◆ **What the task requires**: Identify the lines that contain the word "refused" and copy each one.

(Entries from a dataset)
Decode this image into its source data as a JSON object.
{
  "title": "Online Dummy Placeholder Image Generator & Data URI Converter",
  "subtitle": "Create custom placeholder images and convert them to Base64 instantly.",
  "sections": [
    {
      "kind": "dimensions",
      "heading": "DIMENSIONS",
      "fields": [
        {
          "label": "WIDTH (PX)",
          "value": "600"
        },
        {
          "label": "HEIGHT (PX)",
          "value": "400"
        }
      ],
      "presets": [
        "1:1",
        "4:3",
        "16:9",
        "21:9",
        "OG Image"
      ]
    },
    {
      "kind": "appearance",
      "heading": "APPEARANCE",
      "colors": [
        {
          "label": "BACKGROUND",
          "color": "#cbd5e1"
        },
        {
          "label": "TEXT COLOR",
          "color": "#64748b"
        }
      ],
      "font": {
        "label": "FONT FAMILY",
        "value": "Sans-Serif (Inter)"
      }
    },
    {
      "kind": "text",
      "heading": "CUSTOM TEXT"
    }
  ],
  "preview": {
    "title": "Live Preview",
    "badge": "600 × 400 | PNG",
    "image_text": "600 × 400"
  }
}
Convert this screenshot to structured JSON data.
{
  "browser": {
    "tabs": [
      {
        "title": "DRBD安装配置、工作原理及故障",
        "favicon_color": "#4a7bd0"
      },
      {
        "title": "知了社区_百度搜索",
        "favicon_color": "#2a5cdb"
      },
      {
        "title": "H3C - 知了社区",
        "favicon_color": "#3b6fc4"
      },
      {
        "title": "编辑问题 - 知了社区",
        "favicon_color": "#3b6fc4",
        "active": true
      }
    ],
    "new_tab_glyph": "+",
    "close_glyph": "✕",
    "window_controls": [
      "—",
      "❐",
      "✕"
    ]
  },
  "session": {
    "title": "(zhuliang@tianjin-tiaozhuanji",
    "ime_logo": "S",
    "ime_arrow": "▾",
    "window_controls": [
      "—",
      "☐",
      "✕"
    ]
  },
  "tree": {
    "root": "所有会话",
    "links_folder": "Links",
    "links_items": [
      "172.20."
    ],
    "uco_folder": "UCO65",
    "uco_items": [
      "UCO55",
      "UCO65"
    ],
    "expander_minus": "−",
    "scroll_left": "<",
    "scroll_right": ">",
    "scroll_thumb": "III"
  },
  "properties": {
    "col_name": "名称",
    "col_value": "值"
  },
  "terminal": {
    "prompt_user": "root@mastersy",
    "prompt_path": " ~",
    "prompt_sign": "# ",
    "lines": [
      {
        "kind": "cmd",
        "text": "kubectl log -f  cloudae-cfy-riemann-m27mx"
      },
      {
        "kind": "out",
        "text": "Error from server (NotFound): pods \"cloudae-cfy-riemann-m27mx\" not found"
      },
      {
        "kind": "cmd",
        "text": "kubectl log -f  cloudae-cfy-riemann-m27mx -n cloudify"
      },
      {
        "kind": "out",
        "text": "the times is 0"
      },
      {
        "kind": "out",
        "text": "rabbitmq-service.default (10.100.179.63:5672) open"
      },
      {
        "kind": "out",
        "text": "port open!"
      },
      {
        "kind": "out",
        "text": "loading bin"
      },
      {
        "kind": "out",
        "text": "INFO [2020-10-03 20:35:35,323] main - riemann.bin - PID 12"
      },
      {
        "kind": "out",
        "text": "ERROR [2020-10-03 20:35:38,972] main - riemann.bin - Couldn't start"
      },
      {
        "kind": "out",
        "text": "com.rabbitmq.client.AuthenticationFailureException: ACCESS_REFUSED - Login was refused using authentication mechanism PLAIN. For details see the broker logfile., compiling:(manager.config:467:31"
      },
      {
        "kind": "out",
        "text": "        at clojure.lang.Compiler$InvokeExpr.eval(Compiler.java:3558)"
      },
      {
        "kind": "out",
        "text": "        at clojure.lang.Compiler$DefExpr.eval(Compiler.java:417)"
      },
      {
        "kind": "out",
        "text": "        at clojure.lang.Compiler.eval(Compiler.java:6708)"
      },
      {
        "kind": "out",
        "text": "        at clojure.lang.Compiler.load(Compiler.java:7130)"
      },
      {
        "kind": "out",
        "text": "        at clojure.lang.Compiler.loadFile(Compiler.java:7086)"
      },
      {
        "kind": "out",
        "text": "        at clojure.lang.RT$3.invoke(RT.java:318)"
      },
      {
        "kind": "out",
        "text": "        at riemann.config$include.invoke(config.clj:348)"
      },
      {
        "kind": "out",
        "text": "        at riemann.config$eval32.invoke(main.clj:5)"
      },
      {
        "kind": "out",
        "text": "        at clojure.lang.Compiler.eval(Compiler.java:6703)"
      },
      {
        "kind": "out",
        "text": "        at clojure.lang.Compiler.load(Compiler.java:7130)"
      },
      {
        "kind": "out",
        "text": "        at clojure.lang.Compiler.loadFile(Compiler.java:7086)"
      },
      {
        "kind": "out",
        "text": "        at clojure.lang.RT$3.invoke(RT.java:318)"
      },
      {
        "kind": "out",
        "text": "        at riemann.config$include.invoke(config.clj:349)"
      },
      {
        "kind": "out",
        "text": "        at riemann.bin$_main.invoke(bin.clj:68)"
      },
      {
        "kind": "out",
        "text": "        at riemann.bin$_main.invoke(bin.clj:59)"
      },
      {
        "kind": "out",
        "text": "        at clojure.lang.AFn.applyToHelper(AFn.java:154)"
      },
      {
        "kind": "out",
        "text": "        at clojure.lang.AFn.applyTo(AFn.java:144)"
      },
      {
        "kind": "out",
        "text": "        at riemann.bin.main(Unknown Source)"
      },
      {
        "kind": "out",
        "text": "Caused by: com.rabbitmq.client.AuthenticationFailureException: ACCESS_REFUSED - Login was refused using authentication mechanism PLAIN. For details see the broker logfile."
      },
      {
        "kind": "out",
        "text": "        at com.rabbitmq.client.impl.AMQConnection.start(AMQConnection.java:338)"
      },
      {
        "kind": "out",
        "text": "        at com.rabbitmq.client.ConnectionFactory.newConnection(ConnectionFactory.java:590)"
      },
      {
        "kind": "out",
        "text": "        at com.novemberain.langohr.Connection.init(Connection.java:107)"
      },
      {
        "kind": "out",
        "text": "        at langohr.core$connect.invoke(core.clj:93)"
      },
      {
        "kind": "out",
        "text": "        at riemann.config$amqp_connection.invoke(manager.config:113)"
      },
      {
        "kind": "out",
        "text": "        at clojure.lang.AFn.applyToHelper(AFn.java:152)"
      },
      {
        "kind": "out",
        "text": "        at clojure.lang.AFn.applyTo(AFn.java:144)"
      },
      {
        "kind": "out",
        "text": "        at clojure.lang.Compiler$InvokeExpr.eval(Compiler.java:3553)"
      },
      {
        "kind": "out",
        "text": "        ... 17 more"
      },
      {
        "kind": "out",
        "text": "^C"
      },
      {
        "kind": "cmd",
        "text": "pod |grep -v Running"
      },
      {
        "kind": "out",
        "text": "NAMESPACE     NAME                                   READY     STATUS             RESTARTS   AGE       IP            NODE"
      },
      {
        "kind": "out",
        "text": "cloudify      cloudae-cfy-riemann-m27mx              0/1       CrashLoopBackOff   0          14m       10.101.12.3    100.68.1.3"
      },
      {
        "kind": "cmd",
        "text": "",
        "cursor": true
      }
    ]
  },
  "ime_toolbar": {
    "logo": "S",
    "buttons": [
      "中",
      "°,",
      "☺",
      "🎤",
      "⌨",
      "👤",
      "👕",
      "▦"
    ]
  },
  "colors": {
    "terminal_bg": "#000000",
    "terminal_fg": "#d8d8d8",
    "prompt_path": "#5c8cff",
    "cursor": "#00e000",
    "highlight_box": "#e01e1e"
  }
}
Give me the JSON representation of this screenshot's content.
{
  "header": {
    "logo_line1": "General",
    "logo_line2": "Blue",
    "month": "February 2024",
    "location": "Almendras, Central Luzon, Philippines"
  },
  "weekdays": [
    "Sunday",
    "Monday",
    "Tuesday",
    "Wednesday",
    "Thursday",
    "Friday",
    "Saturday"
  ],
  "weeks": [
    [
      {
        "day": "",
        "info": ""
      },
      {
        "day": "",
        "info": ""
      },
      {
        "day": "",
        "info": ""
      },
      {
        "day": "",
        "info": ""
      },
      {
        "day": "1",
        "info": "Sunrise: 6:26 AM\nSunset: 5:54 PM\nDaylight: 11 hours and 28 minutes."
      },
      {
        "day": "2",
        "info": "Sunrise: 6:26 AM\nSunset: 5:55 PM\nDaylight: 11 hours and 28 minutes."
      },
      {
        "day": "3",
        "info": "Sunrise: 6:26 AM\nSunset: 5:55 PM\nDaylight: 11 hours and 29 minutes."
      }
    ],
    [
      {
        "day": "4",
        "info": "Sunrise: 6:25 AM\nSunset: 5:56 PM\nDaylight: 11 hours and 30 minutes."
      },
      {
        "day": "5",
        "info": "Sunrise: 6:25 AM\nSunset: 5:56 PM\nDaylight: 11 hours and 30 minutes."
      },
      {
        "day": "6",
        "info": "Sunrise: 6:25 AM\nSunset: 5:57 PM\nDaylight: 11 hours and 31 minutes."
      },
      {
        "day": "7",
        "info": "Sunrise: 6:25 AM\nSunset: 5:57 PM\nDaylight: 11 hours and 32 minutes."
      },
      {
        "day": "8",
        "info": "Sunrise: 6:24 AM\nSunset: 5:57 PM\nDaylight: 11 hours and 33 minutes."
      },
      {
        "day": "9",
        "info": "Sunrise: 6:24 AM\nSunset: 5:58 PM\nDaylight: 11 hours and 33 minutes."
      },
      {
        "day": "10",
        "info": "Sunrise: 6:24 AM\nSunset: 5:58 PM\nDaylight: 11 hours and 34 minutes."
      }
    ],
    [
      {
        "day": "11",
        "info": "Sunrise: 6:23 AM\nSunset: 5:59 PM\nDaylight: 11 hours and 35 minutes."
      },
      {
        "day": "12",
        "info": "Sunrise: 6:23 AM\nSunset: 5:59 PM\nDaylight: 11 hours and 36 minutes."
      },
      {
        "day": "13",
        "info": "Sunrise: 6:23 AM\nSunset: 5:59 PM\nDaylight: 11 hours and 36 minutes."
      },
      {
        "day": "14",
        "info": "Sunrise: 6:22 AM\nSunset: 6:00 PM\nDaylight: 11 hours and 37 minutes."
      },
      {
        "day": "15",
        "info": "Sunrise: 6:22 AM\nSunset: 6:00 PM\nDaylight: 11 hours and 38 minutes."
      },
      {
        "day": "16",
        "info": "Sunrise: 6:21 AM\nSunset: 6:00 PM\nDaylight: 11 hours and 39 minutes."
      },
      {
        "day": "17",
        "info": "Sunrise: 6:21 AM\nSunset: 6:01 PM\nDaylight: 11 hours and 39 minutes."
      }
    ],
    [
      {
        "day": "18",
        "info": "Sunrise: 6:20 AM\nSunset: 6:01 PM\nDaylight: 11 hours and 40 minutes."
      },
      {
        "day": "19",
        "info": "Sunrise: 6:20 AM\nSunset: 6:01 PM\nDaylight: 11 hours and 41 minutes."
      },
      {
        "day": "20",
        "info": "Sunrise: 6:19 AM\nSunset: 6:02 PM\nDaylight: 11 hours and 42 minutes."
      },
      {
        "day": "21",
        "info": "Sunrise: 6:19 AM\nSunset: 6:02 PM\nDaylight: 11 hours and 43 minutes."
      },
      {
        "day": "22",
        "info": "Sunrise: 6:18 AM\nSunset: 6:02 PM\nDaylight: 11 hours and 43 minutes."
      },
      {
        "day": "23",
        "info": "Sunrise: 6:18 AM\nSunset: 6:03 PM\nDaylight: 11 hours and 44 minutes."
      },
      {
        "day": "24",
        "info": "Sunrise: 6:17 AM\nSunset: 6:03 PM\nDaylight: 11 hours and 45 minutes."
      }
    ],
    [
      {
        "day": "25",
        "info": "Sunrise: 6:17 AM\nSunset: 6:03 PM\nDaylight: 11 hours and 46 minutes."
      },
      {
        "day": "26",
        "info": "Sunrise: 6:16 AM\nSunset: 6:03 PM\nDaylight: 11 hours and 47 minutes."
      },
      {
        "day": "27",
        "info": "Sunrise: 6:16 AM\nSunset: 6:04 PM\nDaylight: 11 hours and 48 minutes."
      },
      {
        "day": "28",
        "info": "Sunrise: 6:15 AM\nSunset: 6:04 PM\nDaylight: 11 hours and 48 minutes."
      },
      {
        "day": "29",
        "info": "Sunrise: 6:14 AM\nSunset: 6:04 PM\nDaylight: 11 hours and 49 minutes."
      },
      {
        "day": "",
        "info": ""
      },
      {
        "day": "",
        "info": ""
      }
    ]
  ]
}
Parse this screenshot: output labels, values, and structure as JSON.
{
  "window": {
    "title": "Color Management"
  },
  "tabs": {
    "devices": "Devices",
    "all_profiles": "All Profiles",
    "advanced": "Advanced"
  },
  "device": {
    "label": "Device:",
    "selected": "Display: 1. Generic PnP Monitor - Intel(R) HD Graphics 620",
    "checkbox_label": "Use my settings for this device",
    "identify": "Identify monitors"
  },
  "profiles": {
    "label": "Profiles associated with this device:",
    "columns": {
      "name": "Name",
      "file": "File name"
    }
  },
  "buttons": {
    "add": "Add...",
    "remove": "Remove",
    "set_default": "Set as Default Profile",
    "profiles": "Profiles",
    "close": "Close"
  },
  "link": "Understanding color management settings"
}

◆ **The output**:
        "text": "com.rabbitmq.client.AuthenticationFailureException: ACCESS_REFUSED - Login was refused using authentication mechanism PLAIN. For details see the broker logfile., compiling:(manager.config:467:31"
        "text": "Caused by: com.rabbitmq.client.AuthenticationFailureException: ACCESS_REFUSED - Login was refused using authentication mechanism PLAIN. For details see the broker logfile."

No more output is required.